Below is a listing; reproduce each line of it exactly.

■ **Figure dataset records**
★ ★ ★ ★

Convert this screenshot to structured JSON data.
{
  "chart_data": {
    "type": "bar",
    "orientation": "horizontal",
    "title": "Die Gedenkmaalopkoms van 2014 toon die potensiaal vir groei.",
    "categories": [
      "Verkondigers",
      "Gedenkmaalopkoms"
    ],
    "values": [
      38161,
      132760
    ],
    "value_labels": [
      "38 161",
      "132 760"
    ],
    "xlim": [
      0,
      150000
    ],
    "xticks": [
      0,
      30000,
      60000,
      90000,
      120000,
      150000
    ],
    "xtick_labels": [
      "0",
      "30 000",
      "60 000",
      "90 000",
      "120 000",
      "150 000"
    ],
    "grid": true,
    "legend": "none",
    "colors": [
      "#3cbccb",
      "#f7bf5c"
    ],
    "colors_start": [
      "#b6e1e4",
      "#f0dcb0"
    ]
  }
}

★ ★ ★ ★

■ **Result of this task**
Convert this screenshot to structured JSON data.
{
  "chart_data": {
    "type": "bar",
    "orientation": "horizontal",
    "title": "Die Gedenkmaalopkoms van 2014 toon die potensiaal vir groei.",
    "categories": [
      "Verkondigers",
      "Gedenkmaalopkoms"
    ],
    "values": [
      38161,
      132760
    ],
    "value_labels": [
      "38 161",
      "132 760"
    ],
    "xlim": [
      0,
      150000
    ],
    "xticks": [
      0,
      30000,
      60000,
      90000,
      120000,
      150000
    ],
    "xtick_labels": [
      "0",
      "30 000",
      "60 000",
      "90 000",
      "120 000",
      "150 000"
    ],
    "grid": true,
    "legend": "none",
    "colors": [
      "#3cbccb",
      "#f7bf5c"
    ],
    "colors_start": [
      "#b6e1e4",
      "#f0dcb0"
    ]
  }
}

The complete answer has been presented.